Requirements:
What is the number of lines holding the word "username"? Write that number and nothing else.

Collected data:
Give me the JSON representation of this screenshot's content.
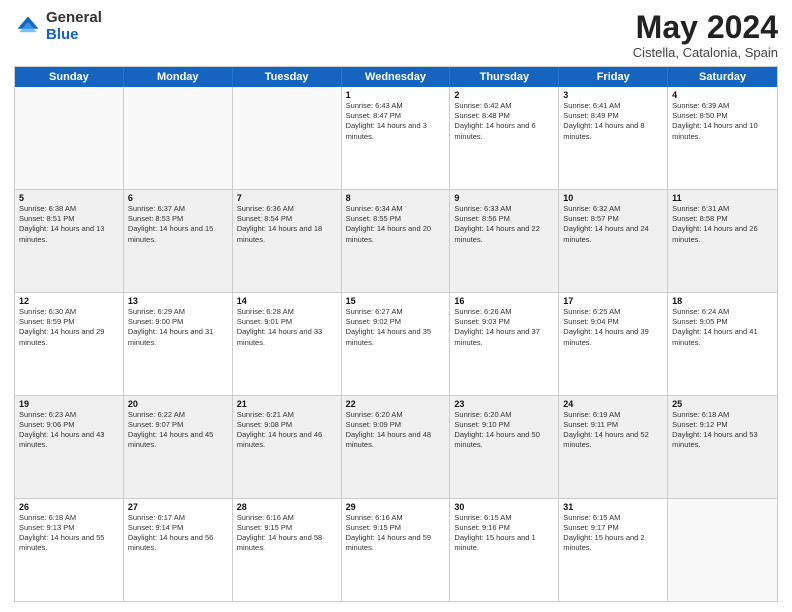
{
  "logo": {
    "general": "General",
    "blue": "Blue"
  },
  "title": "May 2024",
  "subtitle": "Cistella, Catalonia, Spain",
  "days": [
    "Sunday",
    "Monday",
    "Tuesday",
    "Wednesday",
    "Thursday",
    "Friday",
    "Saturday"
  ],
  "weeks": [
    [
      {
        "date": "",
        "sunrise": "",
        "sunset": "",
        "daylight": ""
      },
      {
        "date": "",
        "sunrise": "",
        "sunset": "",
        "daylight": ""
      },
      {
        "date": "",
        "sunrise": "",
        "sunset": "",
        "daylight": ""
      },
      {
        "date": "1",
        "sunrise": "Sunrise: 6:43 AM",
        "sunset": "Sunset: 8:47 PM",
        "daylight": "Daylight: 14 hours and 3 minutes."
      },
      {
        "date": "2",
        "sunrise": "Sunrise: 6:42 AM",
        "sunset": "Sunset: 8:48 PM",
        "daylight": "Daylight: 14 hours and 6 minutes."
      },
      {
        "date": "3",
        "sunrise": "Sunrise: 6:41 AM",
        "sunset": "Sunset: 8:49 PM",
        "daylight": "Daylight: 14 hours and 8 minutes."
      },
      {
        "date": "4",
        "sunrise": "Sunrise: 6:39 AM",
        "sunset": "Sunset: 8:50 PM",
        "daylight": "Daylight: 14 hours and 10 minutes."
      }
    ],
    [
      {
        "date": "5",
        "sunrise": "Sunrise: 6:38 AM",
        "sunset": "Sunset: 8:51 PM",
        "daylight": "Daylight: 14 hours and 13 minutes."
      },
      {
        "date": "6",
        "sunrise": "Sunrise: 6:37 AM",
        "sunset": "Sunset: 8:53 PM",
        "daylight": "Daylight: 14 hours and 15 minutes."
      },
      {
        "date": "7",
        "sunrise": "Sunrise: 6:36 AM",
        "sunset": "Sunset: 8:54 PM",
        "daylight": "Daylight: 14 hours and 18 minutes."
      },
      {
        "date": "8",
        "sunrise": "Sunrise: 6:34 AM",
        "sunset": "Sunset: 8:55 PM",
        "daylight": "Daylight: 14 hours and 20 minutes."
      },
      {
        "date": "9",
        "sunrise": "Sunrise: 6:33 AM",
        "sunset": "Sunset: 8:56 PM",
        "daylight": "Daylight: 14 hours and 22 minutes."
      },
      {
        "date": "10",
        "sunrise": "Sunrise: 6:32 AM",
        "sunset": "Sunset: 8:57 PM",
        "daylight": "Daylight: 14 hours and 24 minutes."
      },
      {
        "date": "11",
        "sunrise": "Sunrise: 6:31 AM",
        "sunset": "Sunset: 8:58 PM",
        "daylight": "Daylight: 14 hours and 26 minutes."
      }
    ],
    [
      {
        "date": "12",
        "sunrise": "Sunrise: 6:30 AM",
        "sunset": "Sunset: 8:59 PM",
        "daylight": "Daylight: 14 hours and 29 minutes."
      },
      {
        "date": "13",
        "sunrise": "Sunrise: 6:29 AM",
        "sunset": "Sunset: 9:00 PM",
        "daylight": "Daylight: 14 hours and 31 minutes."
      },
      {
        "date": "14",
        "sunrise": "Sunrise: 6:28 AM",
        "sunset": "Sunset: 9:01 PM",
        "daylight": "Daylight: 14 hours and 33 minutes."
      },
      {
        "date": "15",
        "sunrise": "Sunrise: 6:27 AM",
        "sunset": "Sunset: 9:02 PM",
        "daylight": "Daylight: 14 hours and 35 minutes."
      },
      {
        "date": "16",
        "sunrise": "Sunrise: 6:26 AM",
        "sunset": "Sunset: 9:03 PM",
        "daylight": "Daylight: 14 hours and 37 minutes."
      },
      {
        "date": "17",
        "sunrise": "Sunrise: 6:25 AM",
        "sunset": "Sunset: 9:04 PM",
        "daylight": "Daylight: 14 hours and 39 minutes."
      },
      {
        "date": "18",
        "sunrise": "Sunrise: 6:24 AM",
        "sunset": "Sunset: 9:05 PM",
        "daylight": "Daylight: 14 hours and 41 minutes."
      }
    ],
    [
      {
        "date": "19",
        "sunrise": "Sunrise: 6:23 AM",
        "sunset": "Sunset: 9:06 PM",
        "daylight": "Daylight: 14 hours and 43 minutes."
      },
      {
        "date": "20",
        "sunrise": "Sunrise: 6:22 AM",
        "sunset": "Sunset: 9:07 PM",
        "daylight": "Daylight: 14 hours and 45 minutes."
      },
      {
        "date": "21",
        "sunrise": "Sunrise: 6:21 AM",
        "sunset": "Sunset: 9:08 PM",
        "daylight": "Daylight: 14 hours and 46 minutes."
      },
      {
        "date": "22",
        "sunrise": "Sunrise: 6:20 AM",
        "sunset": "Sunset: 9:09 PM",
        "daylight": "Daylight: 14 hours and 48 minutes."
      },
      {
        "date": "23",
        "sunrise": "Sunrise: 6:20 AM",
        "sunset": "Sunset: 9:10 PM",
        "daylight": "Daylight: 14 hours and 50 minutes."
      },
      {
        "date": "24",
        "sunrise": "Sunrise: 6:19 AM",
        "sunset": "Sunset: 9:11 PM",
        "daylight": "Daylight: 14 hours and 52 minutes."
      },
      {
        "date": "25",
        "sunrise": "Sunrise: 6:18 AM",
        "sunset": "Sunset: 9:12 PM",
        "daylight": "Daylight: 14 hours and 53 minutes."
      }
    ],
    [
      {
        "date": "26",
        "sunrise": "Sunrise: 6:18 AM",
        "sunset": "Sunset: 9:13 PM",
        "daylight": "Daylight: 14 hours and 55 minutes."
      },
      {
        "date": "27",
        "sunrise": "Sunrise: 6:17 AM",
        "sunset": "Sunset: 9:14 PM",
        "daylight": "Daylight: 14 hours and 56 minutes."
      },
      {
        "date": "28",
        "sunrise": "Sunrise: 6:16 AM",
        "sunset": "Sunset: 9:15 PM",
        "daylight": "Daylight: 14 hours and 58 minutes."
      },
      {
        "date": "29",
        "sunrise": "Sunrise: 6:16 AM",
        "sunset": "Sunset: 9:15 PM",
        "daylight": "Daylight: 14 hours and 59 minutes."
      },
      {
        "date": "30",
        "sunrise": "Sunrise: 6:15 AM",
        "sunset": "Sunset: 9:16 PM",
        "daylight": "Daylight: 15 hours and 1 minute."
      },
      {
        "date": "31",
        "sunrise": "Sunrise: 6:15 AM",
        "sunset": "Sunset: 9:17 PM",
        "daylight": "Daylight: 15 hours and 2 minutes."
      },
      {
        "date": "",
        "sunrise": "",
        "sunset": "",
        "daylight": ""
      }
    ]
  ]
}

---

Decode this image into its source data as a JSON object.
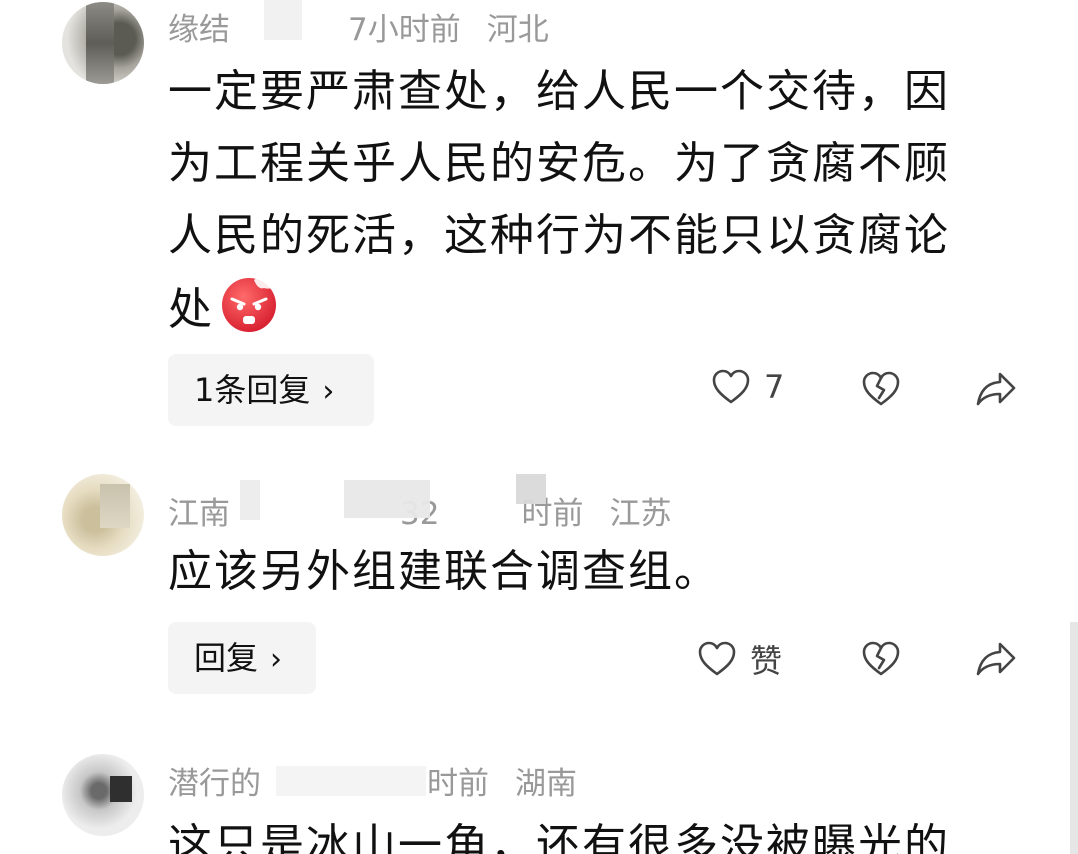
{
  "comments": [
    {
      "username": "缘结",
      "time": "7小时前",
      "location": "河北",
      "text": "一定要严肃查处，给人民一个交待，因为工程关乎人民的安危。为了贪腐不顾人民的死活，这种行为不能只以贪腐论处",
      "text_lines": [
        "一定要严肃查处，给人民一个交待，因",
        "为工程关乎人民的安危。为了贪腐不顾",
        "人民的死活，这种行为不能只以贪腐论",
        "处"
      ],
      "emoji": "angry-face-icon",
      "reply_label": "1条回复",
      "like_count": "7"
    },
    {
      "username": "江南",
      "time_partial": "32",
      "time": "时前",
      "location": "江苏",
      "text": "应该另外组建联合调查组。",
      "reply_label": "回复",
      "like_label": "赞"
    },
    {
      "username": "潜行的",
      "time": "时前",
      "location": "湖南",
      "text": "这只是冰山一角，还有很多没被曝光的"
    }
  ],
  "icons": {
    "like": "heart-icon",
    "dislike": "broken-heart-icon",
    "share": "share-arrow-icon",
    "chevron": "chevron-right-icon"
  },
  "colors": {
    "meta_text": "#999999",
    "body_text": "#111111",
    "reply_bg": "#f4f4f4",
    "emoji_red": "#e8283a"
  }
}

Response for this exercise:
3